═══ Given entries ═══
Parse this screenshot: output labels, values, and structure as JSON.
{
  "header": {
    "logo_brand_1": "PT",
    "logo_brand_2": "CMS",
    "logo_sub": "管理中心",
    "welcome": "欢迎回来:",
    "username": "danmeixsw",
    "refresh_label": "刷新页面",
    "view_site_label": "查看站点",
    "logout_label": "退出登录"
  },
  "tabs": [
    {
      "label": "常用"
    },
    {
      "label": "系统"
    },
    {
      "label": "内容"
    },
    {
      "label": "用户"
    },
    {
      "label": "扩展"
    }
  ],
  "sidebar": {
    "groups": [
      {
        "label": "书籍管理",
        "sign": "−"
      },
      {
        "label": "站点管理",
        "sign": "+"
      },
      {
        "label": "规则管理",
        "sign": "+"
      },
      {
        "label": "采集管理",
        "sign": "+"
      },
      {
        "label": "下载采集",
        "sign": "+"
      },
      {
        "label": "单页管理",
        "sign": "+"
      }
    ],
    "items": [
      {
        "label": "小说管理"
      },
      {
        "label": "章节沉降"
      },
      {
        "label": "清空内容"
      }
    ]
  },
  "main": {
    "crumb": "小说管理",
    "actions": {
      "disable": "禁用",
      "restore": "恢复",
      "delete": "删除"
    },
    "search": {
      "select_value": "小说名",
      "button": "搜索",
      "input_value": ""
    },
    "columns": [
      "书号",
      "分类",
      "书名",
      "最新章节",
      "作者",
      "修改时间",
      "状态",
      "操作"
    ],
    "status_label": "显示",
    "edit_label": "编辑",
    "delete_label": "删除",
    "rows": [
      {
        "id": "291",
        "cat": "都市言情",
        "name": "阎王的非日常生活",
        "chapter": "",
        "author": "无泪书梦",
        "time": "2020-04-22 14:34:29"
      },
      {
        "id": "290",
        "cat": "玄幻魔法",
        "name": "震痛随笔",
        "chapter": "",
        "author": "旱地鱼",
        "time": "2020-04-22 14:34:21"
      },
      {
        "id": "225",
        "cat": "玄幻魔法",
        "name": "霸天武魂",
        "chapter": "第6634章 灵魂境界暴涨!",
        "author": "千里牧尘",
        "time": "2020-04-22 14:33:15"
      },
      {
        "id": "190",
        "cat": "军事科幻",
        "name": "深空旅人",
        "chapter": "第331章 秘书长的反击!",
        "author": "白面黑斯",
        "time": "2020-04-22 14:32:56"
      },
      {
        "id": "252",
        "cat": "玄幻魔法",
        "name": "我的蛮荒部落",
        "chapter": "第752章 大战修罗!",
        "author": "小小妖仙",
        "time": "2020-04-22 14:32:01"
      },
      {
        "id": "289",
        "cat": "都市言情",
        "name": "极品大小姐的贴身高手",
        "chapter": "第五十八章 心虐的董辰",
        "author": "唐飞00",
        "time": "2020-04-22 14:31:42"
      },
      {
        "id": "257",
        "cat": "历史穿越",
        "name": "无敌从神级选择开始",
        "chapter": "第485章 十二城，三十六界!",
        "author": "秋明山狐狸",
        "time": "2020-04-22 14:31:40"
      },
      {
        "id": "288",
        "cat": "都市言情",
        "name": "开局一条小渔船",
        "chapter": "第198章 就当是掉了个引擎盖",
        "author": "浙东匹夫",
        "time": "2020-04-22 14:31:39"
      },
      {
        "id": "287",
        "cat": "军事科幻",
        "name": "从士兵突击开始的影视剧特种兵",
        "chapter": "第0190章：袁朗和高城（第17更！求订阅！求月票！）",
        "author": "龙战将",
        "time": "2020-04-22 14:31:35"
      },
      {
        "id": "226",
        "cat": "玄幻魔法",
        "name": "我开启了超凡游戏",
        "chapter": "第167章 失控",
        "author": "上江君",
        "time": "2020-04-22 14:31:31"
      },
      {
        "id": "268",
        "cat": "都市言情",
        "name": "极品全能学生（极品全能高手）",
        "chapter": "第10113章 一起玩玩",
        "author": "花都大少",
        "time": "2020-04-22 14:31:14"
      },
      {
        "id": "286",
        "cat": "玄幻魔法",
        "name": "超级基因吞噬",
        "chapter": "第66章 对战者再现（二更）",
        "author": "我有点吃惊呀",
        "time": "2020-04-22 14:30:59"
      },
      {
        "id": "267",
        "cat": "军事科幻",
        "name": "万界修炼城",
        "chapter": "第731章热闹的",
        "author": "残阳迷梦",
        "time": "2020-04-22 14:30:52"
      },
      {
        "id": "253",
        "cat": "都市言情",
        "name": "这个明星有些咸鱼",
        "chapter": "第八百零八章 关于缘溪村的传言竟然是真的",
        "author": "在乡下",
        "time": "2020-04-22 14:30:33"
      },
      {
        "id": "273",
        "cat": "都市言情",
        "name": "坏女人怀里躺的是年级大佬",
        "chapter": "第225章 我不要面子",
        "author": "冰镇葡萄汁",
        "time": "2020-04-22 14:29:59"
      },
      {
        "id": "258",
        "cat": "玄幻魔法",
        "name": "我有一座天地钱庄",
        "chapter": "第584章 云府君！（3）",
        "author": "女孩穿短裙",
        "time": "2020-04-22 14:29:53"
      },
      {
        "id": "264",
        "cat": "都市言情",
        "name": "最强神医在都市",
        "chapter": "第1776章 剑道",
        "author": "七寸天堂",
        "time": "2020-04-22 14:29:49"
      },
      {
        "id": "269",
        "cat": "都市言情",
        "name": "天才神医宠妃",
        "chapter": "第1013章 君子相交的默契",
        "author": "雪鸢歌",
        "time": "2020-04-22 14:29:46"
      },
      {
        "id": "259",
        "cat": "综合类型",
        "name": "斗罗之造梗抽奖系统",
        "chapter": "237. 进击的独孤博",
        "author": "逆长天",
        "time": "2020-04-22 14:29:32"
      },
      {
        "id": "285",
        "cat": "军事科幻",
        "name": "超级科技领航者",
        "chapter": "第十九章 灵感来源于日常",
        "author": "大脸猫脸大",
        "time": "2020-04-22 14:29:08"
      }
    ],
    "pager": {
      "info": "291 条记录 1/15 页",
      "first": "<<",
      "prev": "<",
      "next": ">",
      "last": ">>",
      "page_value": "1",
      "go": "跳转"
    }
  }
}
═══
■ **Description of the task**
Reproduce the records in full, exactly as written.

■ **Complete response**
Parse this screenshot: output labels, values, and structure as JSON.
{
  "header": {
    "logo_brand_1": "PT",
    "logo_brand_2": "CMS",
    "logo_sub": "管理中心",
    "welcome": "欢迎回来:",
    "username": "danmeixsw",
    "refresh_label": "刷新页面",
    "view_site_label": "查看站点",
    "logout_label": "退出登录"
  },
  "tabs": [
    {
      "label": "常用"
    },
    {
      "label": "系统"
    },
    {
      "label": "内容"
    },
    {
      "label": "用户"
    },
    {
      "label": "扩展"
    }
  ],
  "sidebar": {
    "groups": [
      {
        "label": "书籍管理",
        "sign": "−"
      },
      {
        "label": "站点管理",
        "sign": "+"
      },
      {
        "label": "规则管理",
        "sign": "+"
      },
      {
        "label": "采集管理",
        "sign": "+"
      },
      {
        "label": "下载采集",
        "sign": "+"
      },
      {
        "label": "单页管理",
        "sign": "+"
      }
    ],
    "items": [
      {
        "label": "小说管理"
      },
      {
        "label": "章节沉降"
      },
      {
        "label": "清空内容"
      }
    ]
  },
  "main": {
    "crumb": "小说管理",
    "actions": {
      "disable": "禁用",
      "restore": "恢复",
      "delete": "删除"
    },
    "search": {
      "select_value": "小说名",
      "button": "搜索",
      "input_value": ""
    },
    "columns": [
      "书号",
      "分类",
      "书名",
      "最新章节",
      "作者",
      "修改时间",
      "状态",
      "操作"
    ],
    "status_label": "显示",
    "edit_label": "编辑",
    "delete_label": "删除",
    "rows": [
      {
        "id": "291",
        "cat": "都市言情",
        "name": "阎王的非日常生活",
        "chapter": "",
        "author": "无泪书梦",
        "time": "2020-04-22 14:34:29"
      },
      {
        "id": "290",
        "cat": "玄幻魔法",
        "name": "震痛随笔",
        "chapter": "",
        "author": "旱地鱼",
        "time": "2020-04-22 14:34:21"
      },
      {
        "id": "225",
        "cat": "玄幻魔法",
        "name": "霸天武魂",
        "chapter": "第6634章 灵魂境界暴涨!",
        "author": "千里牧尘",
        "time": "2020-04-22 14:33:15"
      },
      {
        "id": "190",
        "cat": "军事科幻",
        "name": "深空旅人",
        "chapter": "第331章 秘书长的反击!",
        "author": "白面黑斯",
        "time": "2020-04-22 14:32:56"
      },
      {
        "id": "252",
        "cat": "玄幻魔法",
        "name": "我的蛮荒部落",
        "chapter": "第752章 大战修罗!",
        "author": "小小妖仙",
        "time": "2020-04-22 14:32:01"
      },
      {
        "id": "289",
        "cat": "都市言情",
        "name": "极品大小姐的贴身高手",
        "chapter": "第五十八章 心虐的董辰",
        "author": "唐飞00",
        "time": "2020-04-22 14:31:42"
      },
      {
        "id": "257",
        "cat": "历史穿越",
        "name": "无敌从神级选择开始",
        "chapter": "第485章 十二城，三十六界!",
        "author": "秋明山狐狸",
        "time": "2020-04-22 14:31:40"
      },
      {
        "id": "288",
        "cat": "都市言情",
        "name": "开局一条小渔船",
        "chapter": "第198章 就当是掉了个引擎盖",
        "author": "浙东匹夫",
        "time": "2020-04-22 14:31:39"
      },
      {
        "id": "287",
        "cat": "军事科幻",
        "name": "从士兵突击开始的影视剧特种兵",
        "chapter": "第0190章：袁朗和高城（第17更！求订阅！求月票！）",
        "author": "龙战将",
        "time": "2020-04-22 14:31:35"
      },
      {
        "id": "226",
        "cat": "玄幻魔法",
        "name": "我开启了超凡游戏",
        "chapter": "第167章 失控",
        "author": "上江君",
        "time": "2020-04-22 14:31:31"
      },
      {
        "id": "268",
        "cat": "都市言情",
        "name": "极品全能学生（极品全能高手）",
        "chapter": "第10113章 一起玩玩",
        "author": "花都大少",
        "time": "2020-04-22 14:31:14"
      },
      {
        "id": "286",
        "cat": "玄幻魔法",
        "name": "超级基因吞噬",
        "chapter": "第66章 对战者再现（二更）",
        "author": "我有点吃惊呀",
        "time": "2020-04-22 14:30:59"
      },
      {
        "id": "267",
        "cat": "军事科幻",
        "name": "万界修炼城",
        "chapter": "第731章热闹的",
        "author": "残阳迷梦",
        "time": "2020-04-22 14:30:52"
      },
      {
        "id": "253",
        "cat": "都市言情",
        "name": "这个明星有些咸鱼",
        "chapter": "第八百零八章 关于缘溪村的传言竟然是真的",
        "author": "在乡下",
        "time": "2020-04-22 14:30:33"
      },
      {
        "id": "273",
        "cat": "都市言情",
        "name": "坏女人怀里躺的是年级大佬",
        "chapter": "第225章 我不要面子",
        "author": "冰镇葡萄汁",
        "time": "2020-04-22 14:29:59"
      },
      {
        "id": "258",
        "cat": "玄幻魔法",
        "name": "我有一座天地钱庄",
        "chapter": "第584章 云府君！（3）",
        "author": "女孩穿短裙",
        "time": "2020-04-22 14:29:53"
      },
      {
        "id": "264",
        "cat": "都市言情",
        "name": "最强神医在都市",
        "chapter": "第1776章 剑道",
        "author": "七寸天堂",
        "time": "2020-04-22 14:29:49"
      },
      {
        "id": "269",
        "cat": "都市言情",
        "name": "天才神医宠妃",
        "chapter": "第1013章 君子相交的默契",
        "author": "雪鸢歌",
        "time": "2020-04-22 14:29:46"
      },
      {
        "id": "259",
        "cat": "综合类型",
        "name": "斗罗之造梗抽奖系统",
        "chapter": "237. 进击的独孤博",
        "author": "逆长天",
        "time": "2020-04-22 14:29:32"
      },
      {
        "id": "285",
        "cat": "军事科幻",
        "name": "超级科技领航者",
        "chapter": "第十九章 灵感来源于日常",
        "author": "大脸猫脸大",
        "time": "2020-04-22 14:29:08"
      }
    ],
    "pager": {
      "info": "291 条记录 1/15 页",
      "first": "<<",
      "prev": "<",
      "next": ">",
      "last": ">>",
      "page_value": "1",
      "go": "跳转"
    }
  }
}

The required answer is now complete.